:: Supplied data ::
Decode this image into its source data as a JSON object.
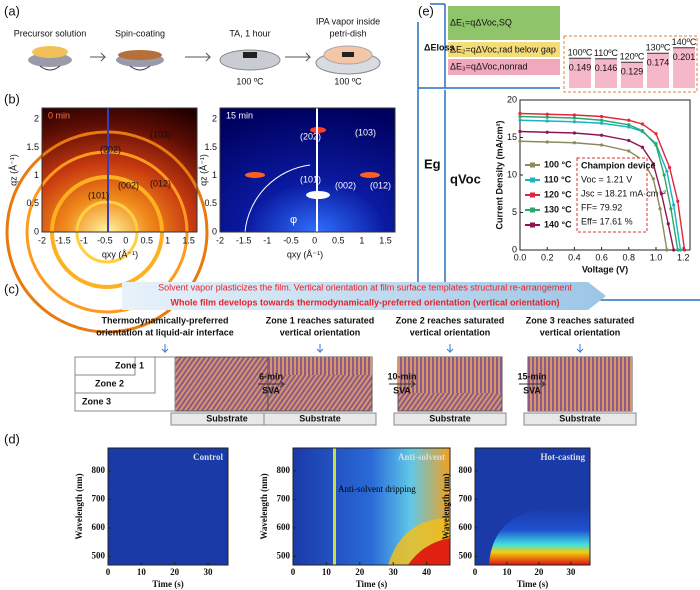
{
  "figure": {
    "a": {
      "label": "(a)",
      "steps": [
        "Precursor solution",
        "Spin-coating",
        "TA, 1 hour",
        "IPA vapor inside"
      ],
      "step_extra": "petri-dish",
      "temps": [
        "100 ºC",
        "100 ºC"
      ]
    },
    "b": {
      "label": "(b)",
      "xlabel": "qxy (Å⁻¹)",
      "ylabel": "qz (Å⁻¹)",
      "xticks": [
        -2,
        -1.5,
        -1,
        -0.5,
        0,
        0.5,
        1,
        1.5
      ],
      "yticks": [
        0,
        0.5,
        1,
        1.5,
        2
      ],
      "panels": [
        {
          "time": "0 min",
          "peaks": [
            "(202)",
            "(103)",
            "(002)",
            "(012)",
            "(101)"
          ]
        },
        {
          "time": "15 min",
          "peaks": [
            "(202)",
            "(103)",
            "(101)",
            "(002)",
            "(012)"
          ],
          "angle": "φ"
        }
      ]
    },
    "c": {
      "label": "(c)",
      "arrow_text": [
        "Solvent vapor plasticizes the film. Vertical orientation at film surface templates structural re-arrangement",
        "Whole film develops towards thermodynamically-preferred orientation (vertical orientation)"
      ],
      "stages": [
        [
          "Thermodynamically-preferred",
          "orientation at liquid-air interface"
        ],
        [
          "Zone 1 reaches saturated",
          "vertical orientation"
        ],
        [
          "Zone 2 reaches saturated",
          "vertical orientation"
        ],
        [
          "Zone 3 reaches saturated",
          "vertical orientation"
        ]
      ],
      "zones": [
        "Zone 1",
        "Zone 2",
        "Zone 3"
      ],
      "steps": [
        [
          "6-min",
          "SVA"
        ],
        [
          "10-min",
          "SVA"
        ],
        [
          "15-min",
          "SVA"
        ]
      ],
      "substrate": "Substrate"
    },
    "d": {
      "label": "(d)",
      "ylabel": "Wavelength (nm)",
      "xlabel": "Time (s)",
      "yticks": [
        500,
        600,
        700,
        800
      ],
      "panels": [
        {
          "title": "Control",
          "xticks": [
            0,
            10,
            20,
            30
          ]
        },
        {
          "title": "Anti-solvent",
          "xticks": [
            0,
            10,
            20,
            30,
            40
          ],
          "note": "Anti-solvent dripping"
        },
        {
          "title": "Hot-casting",
          "xticks": [
            0,
            10,
            20,
            30
          ]
        }
      ]
    },
    "e": {
      "label": "(e)",
      "dE1": "ΔE₁=qΔVoc,SQ",
      "dE2": "ΔE₂=qΔVoc,rad below gap",
      "dE3": "ΔE₃=qΔVoc,nonrad",
      "dEloss": "ΔEloss",
      "Eg": "Eg",
      "qVoc": "qVoc",
      "losses": [
        {
          "temp": "100ºC",
          "value": 0.149
        },
        {
          "temp": "110ºC",
          "value": 0.146
        },
        {
          "temp": "120ºC",
          "value": 0.129
        },
        {
          "temp": "130ºC",
          "value": 0.174
        },
        {
          "temp": "140ºC",
          "value": 0.201
        }
      ]
    }
  },
  "chart_data": {
    "type": "line",
    "xlabel": "Voltage (V)",
    "ylabel": "Current Density (mA/cm²)",
    "xlim": [
      0,
      1.25
    ],
    "ylim": [
      0,
      20
    ],
    "xticks": [
      {
        "value": 0,
        "label": "0.0"
      },
      {
        "value": 0.2,
        "label": "0.2"
      },
      {
        "value": 0.4,
        "label": "0.4"
      },
      {
        "value": 0.6,
        "label": "0.6"
      },
      {
        "value": 0.8,
        "label": "0.8"
      },
      {
        "value": 1,
        "label": "1.0"
      },
      {
        "value": 1.2,
        "label": "1.2"
      }
    ],
    "yticks": [
      0,
      5,
      10,
      15,
      20
    ],
    "annotation": [
      "Champion device",
      "Voc = 1.21 V",
      "Jsc = 18.21 mA·cm⁻²",
      "FF= 79.92",
      "Eff= 17.61 %"
    ],
    "series": [
      {
        "name": "100 °C",
        "color": "#8d8a5c",
        "x": [
          0,
          0.2,
          0.4,
          0.6,
          0.8,
          0.9,
          0.98,
          1.03,
          1.08
        ],
        "values": [
          14.5,
          14.4,
          14.3,
          14.0,
          13.2,
          12.0,
          9.5,
          5.5,
          0
        ]
      },
      {
        "name": "110 °C",
        "color": "#19b3c2",
        "x": [
          0,
          0.2,
          0.4,
          0.6,
          0.8,
          0.9,
          1.0,
          1.08,
          1.13,
          1.18
        ],
        "values": [
          17.3,
          17.2,
          17.1,
          16.9,
          16.4,
          15.8,
          14.2,
          10.5,
          6,
          0
        ]
      },
      {
        "name": "120 °C",
        "color": "#e2253c",
        "x": [
          0,
          0.2,
          0.4,
          0.6,
          0.8,
          0.9,
          1.0,
          1.1,
          1.16,
          1.21
        ],
        "values": [
          18.2,
          18.1,
          18.0,
          17.8,
          17.3,
          16.8,
          15.5,
          11.0,
          6.5,
          0
        ]
      },
      {
        "name": "130 °C",
        "color": "#2aa86a",
        "x": [
          0,
          0.2,
          0.4,
          0.6,
          0.8,
          0.9,
          1.0,
          1.06,
          1.11,
          1.16
        ],
        "values": [
          17.8,
          17.7,
          17.6,
          17.3,
          16.7,
          15.9,
          14.0,
          10.0,
          5.5,
          0
        ]
      },
      {
        "name": "140 °C",
        "color": "#8e1650",
        "x": [
          0,
          0.2,
          0.4,
          0.6,
          0.8,
          0.9,
          0.98,
          1.04,
          1.09,
          1.13
        ],
        "values": [
          15.8,
          15.7,
          15.6,
          15.3,
          14.6,
          13.7,
          11.5,
          7.5,
          3.5,
          0
        ]
      }
    ]
  }
}
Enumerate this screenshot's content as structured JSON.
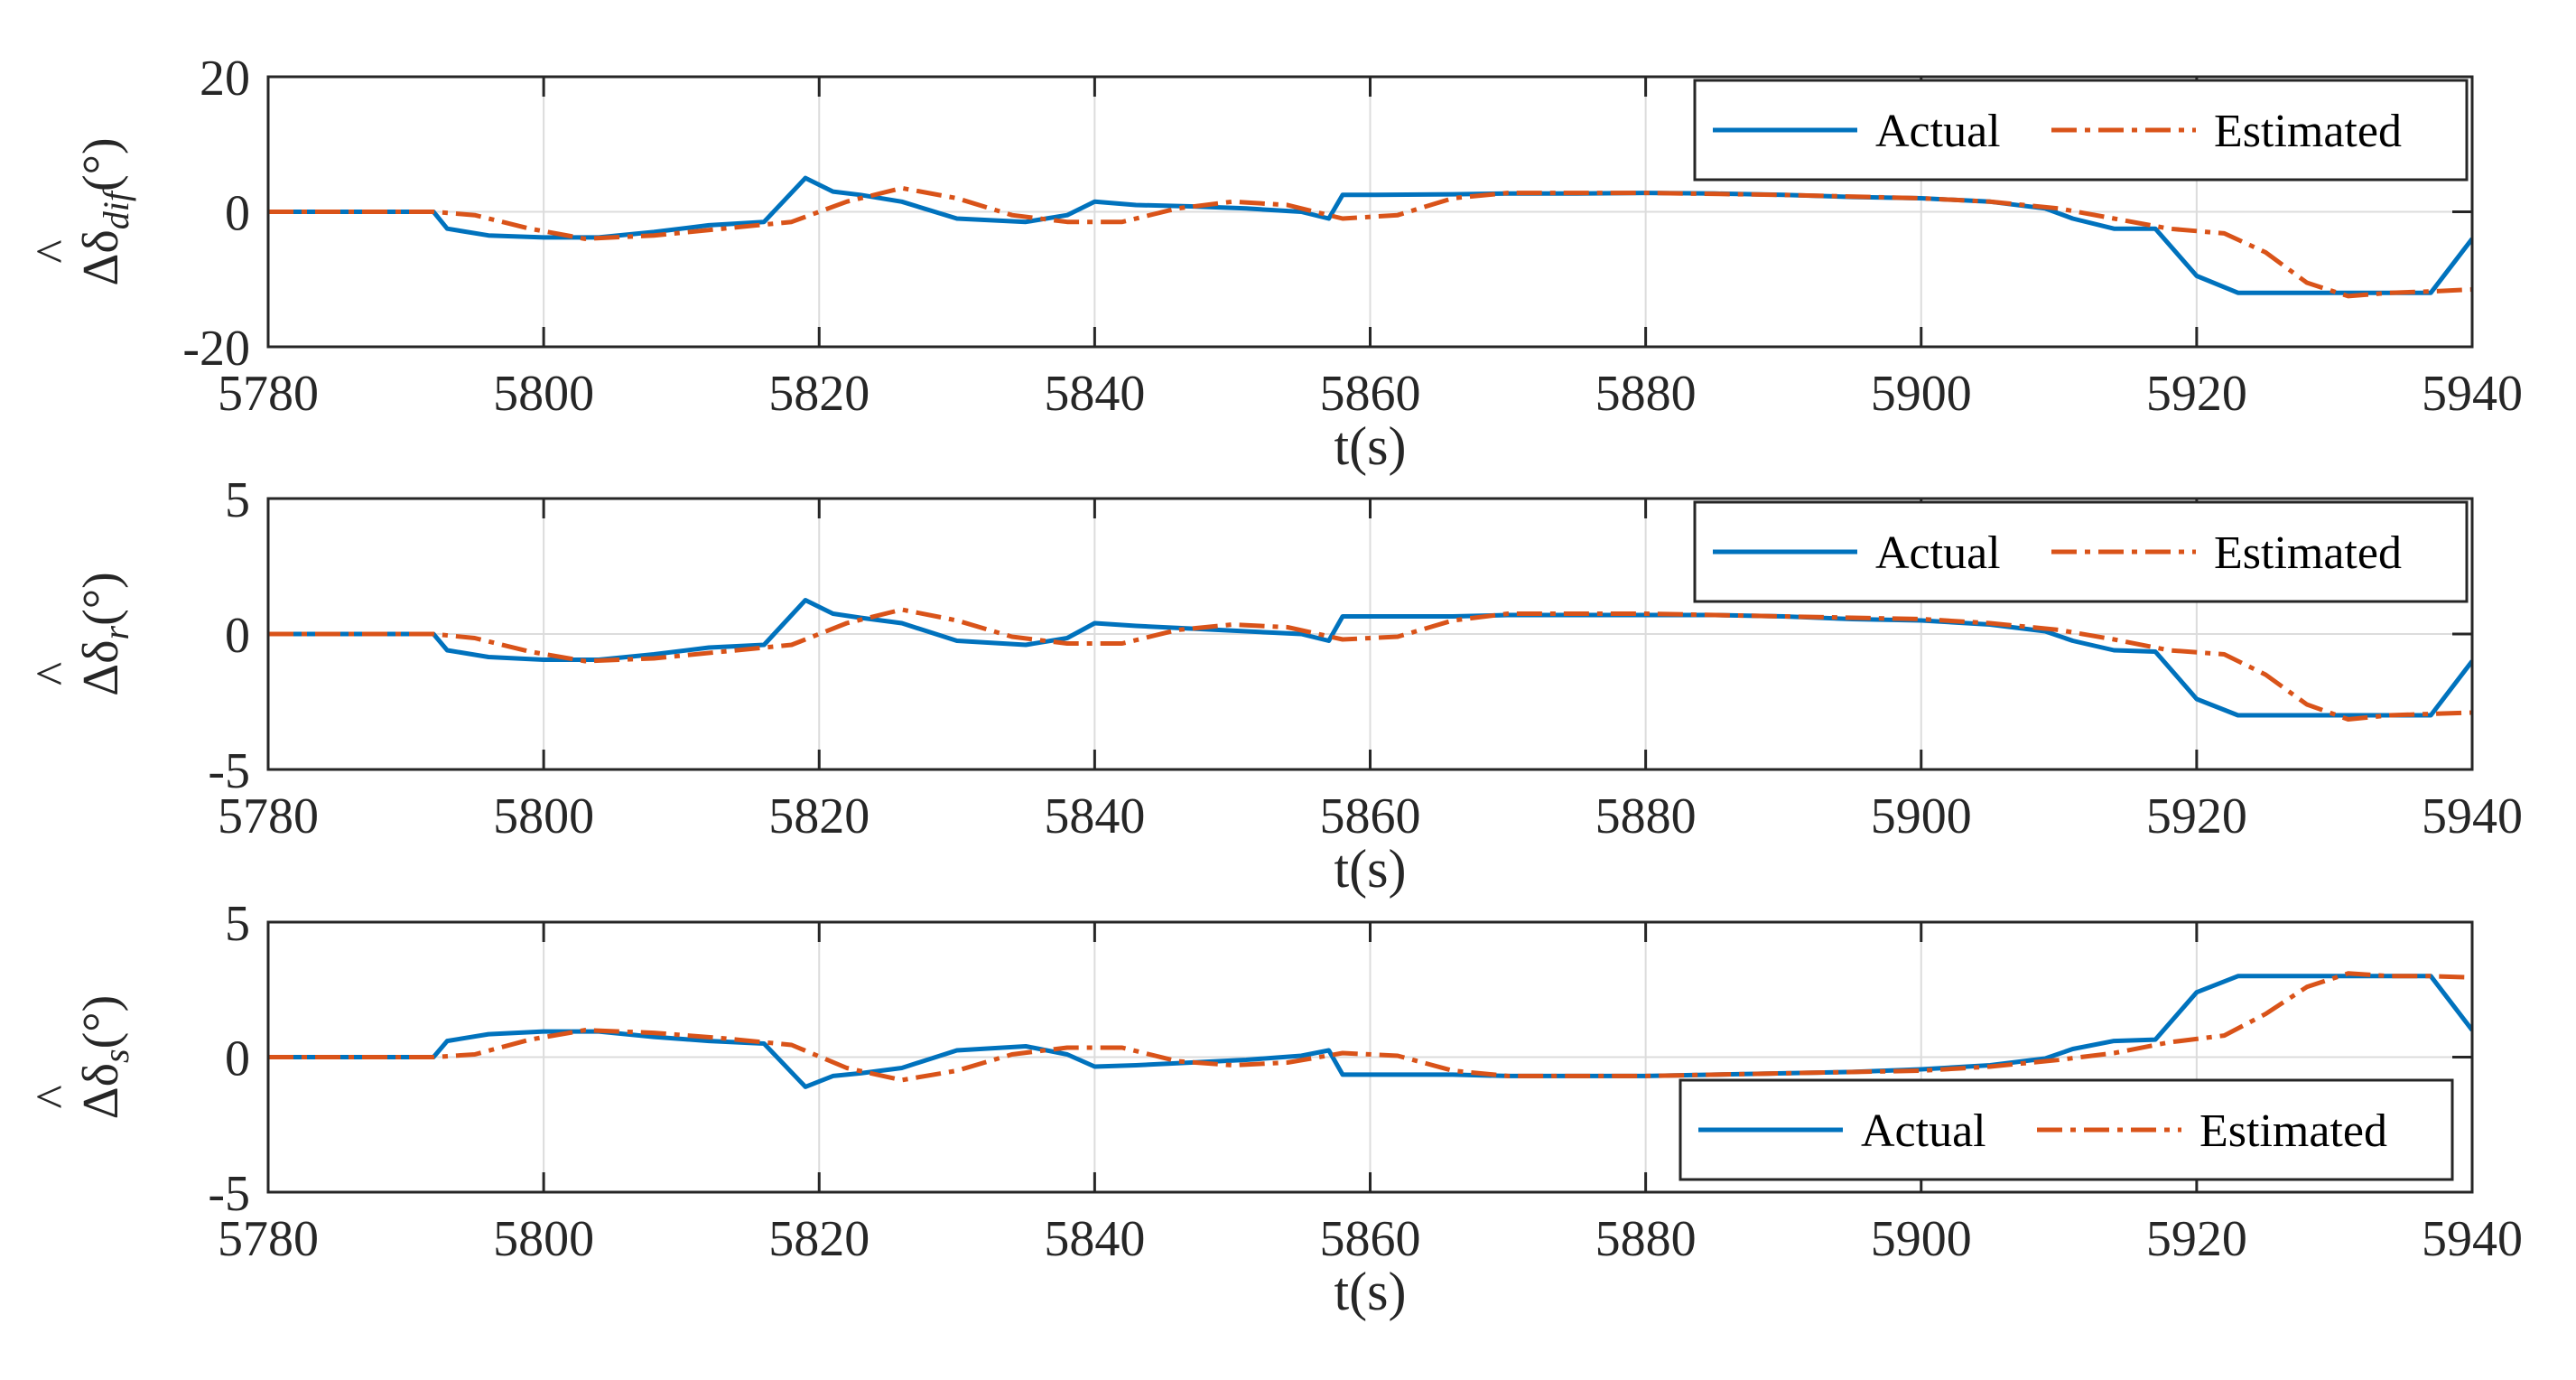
{
  "chart_data": [
    {
      "type": "line",
      "xlabel": "t(s)",
      "ylabel": {
        "main": "Δδ",
        "hat": "^",
        "sub": "dif",
        "unit": "(°)"
      },
      "xlim": [
        5780,
        5940
      ],
      "ylim": [
        -20,
        20
      ],
      "xticks": [
        "5780",
        "5800",
        "5820",
        "5840",
        "5860",
        "5880",
        "5900",
        "5920",
        "5940"
      ],
      "yticks": [
        "20",
        "0",
        "-20"
      ],
      "grid": true,
      "legend": {
        "position": "top-right",
        "entries": [
          "Actual",
          "Estimated"
        ]
      },
      "series": [
        {
          "name": "Actual",
          "color": "#0072BD",
          "style": "solid",
          "x": [
            5780,
            5792,
            5793,
            5796,
            5800,
            5804,
            5808,
            5812,
            5816,
            5819,
            5821,
            5823,
            5826,
            5830,
            5835,
            5838,
            5840,
            5843,
            5847,
            5851,
            5855,
            5857,
            5858,
            5860,
            5866,
            5870,
            5875,
            5880,
            5885,
            5890,
            5895,
            5900,
            5905,
            5909,
            5911,
            5914,
            5917,
            5920,
            5923,
            5927,
            5931,
            5935,
            5937,
            5940
          ],
          "y": [
            0,
            0,
            -2.5,
            -3.5,
            -3.8,
            -3.8,
            -3,
            -2,
            -1.5,
            5,
            3,
            2.5,
            1.5,
            -1,
            -1.5,
            -0.5,
            1.5,
            1,
            0.8,
            0.5,
            0,
            -1,
            2.5,
            2.5,
            2.6,
            2.7,
            2.7,
            2.8,
            2.7,
            2.5,
            2.2,
            2,
            1.5,
            0.5,
            -1,
            -2.5,
            -2.5,
            -9.5,
            -12,
            -12,
            -12,
            -12,
            -12,
            -4
          ]
        },
        {
          "name": "Estimated",
          "color": "#D95319",
          "style": "dash-dot",
          "x": [
            5780,
            5792,
            5795,
            5799,
            5803,
            5808,
            5813,
            5818,
            5822,
            5826,
            5830,
            5834,
            5838,
            5842,
            5846,
            5850,
            5854,
            5858,
            5862,
            5866,
            5870,
            5880,
            5890,
            5900,
            5905,
            5910,
            5914,
            5918,
            5922,
            5925,
            5928,
            5931,
            5934,
            5937,
            5940
          ],
          "y": [
            0,
            0,
            -0.5,
            -2.5,
            -4,
            -3.5,
            -2.5,
            -1.5,
            1.5,
            3.5,
            2,
            -0.5,
            -1.5,
            -1.5,
            0.5,
            1.5,
            1,
            -1,
            -0.5,
            2,
            2.8,
            2.8,
            2.5,
            2,
            1.5,
            0.5,
            -1,
            -2.5,
            -3.2,
            -6,
            -10.5,
            -12.5,
            -12,
            -11.8,
            -11.5
          ]
        }
      ]
    },
    {
      "type": "line",
      "xlabel": "t(s)",
      "ylabel": {
        "main": "Δδ",
        "hat": "^",
        "sub": "r",
        "unit": "(°)"
      },
      "xlim": [
        5780,
        5940
      ],
      "ylim": [
        -5,
        5
      ],
      "xticks": [
        "5780",
        "5800",
        "5820",
        "5840",
        "5860",
        "5880",
        "5900",
        "5920",
        "5940"
      ],
      "yticks": [
        "5",
        "0",
        "-5"
      ],
      "grid": true,
      "legend": {
        "position": "top-right",
        "entries": [
          "Actual",
          "Estimated"
        ]
      },
      "series": [
        {
          "name": "Actual",
          "color": "#0072BD",
          "style": "solid",
          "x": [
            5780,
            5792,
            5793,
            5796,
            5800,
            5804,
            5808,
            5812,
            5816,
            5819,
            5821,
            5823,
            5826,
            5830,
            5835,
            5838,
            5840,
            5843,
            5847,
            5851,
            5855,
            5857,
            5858,
            5860,
            5866,
            5870,
            5875,
            5880,
            5885,
            5890,
            5895,
            5900,
            5905,
            5909,
            5911,
            5914,
            5917,
            5920,
            5923,
            5927,
            5931,
            5935,
            5937,
            5940
          ],
          "y": [
            0,
            0,
            -0.6,
            -0.85,
            -0.95,
            -0.95,
            -0.75,
            -0.5,
            -0.4,
            1.25,
            0.75,
            0.6,
            0.4,
            -0.25,
            -0.4,
            -0.15,
            0.4,
            0.3,
            0.2,
            0.1,
            0,
            -0.25,
            0.65,
            0.65,
            0.65,
            0.7,
            0.7,
            0.7,
            0.7,
            0.65,
            0.55,
            0.5,
            0.35,
            0.1,
            -0.25,
            -0.6,
            -0.65,
            -2.4,
            -3,
            -3,
            -3,
            -3,
            -3,
            -1
          ]
        },
        {
          "name": "Estimated",
          "color": "#D95319",
          "style": "dash-dot",
          "x": [
            5780,
            5792,
            5795,
            5799,
            5803,
            5808,
            5813,
            5818,
            5822,
            5826,
            5830,
            5834,
            5838,
            5842,
            5846,
            5850,
            5854,
            5858,
            5862,
            5866,
            5870,
            5880,
            5890,
            5900,
            5905,
            5910,
            5914,
            5918,
            5922,
            5925,
            5928,
            5931,
            5934,
            5937,
            5940
          ],
          "y": [
            0,
            0,
            -0.15,
            -0.65,
            -1,
            -0.9,
            -0.65,
            -0.4,
            0.4,
            0.9,
            0.5,
            -0.1,
            -0.35,
            -0.35,
            0.15,
            0.35,
            0.25,
            -0.2,
            -0.1,
            0.5,
            0.75,
            0.75,
            0.65,
            0.55,
            0.4,
            0.15,
            -0.2,
            -0.6,
            -0.75,
            -1.5,
            -2.6,
            -3.15,
            -3,
            -2.95,
            -2.9
          ]
        }
      ]
    },
    {
      "type": "line",
      "xlabel": "t(s)",
      "ylabel": {
        "main": "Δδ",
        "hat": "^",
        "sub": "s",
        "unit": "(°)"
      },
      "xlim": [
        5780,
        5940
      ],
      "ylim": [
        -5,
        5
      ],
      "xticks": [
        "5780",
        "5800",
        "5820",
        "5840",
        "5860",
        "5880",
        "5900",
        "5920",
        "5940"
      ],
      "yticks": [
        "5",
        "0",
        "-5"
      ],
      "grid": true,
      "legend": {
        "position": "bottom-right",
        "entries": [
          "Actual",
          "Estimated"
        ]
      },
      "series": [
        {
          "name": "Actual",
          "color": "#0072BD",
          "style": "solid",
          "x": [
            5780,
            5792,
            5793,
            5796,
            5800,
            5804,
            5808,
            5812,
            5816,
            5819,
            5821,
            5823,
            5826,
            5830,
            5835,
            5838,
            5840,
            5843,
            5847,
            5851,
            5855,
            5857,
            5858,
            5860,
            5866,
            5870,
            5875,
            5880,
            5885,
            5890,
            5895,
            5900,
            5905,
            5909,
            5911,
            5914,
            5917,
            5920,
            5923,
            5927,
            5931,
            5935,
            5937,
            5940
          ],
          "y": [
            0,
            0,
            0.6,
            0.85,
            0.95,
            0.95,
            0.75,
            0.6,
            0.5,
            -1.1,
            -0.7,
            -0.6,
            -0.4,
            0.25,
            0.4,
            0.1,
            -0.35,
            -0.3,
            -0.2,
            -0.1,
            0.05,
            0.25,
            -0.65,
            -0.65,
            -0.65,
            -0.7,
            -0.7,
            -0.7,
            -0.65,
            -0.6,
            -0.55,
            -0.45,
            -0.3,
            -0.05,
            0.3,
            0.6,
            0.65,
            2.4,
            3,
            3,
            3,
            3,
            3,
            1
          ]
        },
        {
          "name": "Estimated",
          "color": "#D95319",
          "style": "dash-dot",
          "x": [
            5780,
            5792,
            5795,
            5799,
            5803,
            5808,
            5813,
            5818,
            5822,
            5826,
            5830,
            5834,
            5838,
            5842,
            5846,
            5850,
            5854,
            5858,
            5862,
            5866,
            5870,
            5880,
            5890,
            5900,
            5905,
            5910,
            5914,
            5918,
            5922,
            5925,
            5928,
            5931,
            5934,
            5937,
            5940
          ],
          "y": [
            0,
            0,
            0.1,
            0.65,
            1,
            0.9,
            0.7,
            0.45,
            -0.4,
            -0.85,
            -0.5,
            0.1,
            0.35,
            0.35,
            -0.15,
            -0.3,
            -0.2,
            0.15,
            0.05,
            -0.5,
            -0.7,
            -0.7,
            -0.6,
            -0.5,
            -0.35,
            -0.1,
            0.15,
            0.55,
            0.8,
            1.6,
            2.6,
            3.1,
            3,
            3,
            2.95
          ]
        }
      ]
    }
  ]
}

:: What to do ::
Write out each line of the data that holds the string "vapor".

:: Answer to this task ::
        "IPA vapor inside"
        "Solvent vapor plasticizes the film. Vertical orientation at film surface templates structural re-arrangement",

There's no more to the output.